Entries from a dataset
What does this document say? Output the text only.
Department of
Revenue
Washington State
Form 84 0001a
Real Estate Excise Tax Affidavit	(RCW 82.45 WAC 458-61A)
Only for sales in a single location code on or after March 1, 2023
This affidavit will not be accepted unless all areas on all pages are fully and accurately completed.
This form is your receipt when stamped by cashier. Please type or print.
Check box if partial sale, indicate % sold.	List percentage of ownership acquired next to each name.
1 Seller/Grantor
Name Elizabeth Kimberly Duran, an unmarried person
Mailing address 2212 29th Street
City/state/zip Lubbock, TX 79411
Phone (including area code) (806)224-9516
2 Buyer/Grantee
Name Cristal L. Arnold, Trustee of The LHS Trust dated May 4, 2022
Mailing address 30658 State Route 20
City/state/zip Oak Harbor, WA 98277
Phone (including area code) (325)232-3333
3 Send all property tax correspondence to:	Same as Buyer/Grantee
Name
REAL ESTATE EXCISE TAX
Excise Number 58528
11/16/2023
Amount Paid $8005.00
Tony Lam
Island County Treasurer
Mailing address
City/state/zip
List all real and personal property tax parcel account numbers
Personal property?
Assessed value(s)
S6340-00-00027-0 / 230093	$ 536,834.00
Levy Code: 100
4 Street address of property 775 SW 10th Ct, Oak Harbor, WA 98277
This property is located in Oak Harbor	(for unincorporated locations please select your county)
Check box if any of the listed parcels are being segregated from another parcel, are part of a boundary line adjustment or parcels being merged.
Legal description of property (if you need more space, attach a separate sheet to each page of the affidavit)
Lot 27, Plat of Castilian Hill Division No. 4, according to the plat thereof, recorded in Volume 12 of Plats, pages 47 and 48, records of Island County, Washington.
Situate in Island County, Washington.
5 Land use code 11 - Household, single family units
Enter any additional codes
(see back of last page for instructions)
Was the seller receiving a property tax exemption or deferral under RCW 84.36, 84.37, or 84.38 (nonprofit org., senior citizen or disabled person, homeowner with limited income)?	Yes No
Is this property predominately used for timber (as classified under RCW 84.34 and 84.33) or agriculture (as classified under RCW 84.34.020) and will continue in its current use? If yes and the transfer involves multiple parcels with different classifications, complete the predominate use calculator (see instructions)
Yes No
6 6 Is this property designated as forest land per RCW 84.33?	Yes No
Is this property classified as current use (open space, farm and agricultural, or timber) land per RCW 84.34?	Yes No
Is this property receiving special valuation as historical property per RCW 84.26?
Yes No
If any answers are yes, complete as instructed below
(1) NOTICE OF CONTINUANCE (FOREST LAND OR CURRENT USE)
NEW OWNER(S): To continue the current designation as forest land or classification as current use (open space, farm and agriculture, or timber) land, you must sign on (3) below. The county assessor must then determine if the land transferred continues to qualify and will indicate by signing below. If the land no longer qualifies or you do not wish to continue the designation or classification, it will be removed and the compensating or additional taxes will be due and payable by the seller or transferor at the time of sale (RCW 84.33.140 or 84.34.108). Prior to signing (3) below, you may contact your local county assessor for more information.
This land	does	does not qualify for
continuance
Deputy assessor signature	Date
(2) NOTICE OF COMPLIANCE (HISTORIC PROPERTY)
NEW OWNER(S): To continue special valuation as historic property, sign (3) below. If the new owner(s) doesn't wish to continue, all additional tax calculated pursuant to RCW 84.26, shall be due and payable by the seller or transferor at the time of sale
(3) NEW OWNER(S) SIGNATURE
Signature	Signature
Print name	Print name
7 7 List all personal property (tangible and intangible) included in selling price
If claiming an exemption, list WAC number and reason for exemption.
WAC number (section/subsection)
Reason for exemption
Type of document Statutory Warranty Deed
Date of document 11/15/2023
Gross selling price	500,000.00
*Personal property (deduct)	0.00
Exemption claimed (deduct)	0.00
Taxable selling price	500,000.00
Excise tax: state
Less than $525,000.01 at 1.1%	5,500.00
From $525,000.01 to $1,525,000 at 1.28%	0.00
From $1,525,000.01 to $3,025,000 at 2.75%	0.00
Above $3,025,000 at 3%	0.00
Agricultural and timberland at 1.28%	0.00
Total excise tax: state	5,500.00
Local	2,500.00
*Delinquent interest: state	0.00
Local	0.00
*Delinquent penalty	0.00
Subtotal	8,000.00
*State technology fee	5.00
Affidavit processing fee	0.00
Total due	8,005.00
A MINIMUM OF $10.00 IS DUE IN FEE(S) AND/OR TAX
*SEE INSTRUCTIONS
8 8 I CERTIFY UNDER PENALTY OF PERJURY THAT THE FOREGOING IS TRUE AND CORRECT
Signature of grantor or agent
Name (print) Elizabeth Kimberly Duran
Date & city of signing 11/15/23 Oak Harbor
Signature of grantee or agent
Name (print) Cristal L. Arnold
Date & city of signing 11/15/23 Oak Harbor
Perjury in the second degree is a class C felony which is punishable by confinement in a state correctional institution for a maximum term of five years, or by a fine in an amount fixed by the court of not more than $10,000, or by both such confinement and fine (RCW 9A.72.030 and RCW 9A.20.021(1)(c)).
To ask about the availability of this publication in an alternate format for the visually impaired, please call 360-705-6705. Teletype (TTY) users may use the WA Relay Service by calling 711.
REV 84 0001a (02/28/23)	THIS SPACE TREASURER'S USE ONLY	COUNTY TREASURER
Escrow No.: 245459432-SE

--- Stated exercise ---
Among the entries above, identify all lines with "Island" and copy them.

--- Correct output ---
Island County Treasurer
Lot 27, Plat of Castilian Hill Division No. 4, according to the plat thereof, recorded in Volume 12 of Plats, pages 47 and 48, records of Island County, Washington.
Situate in Island County, Washington.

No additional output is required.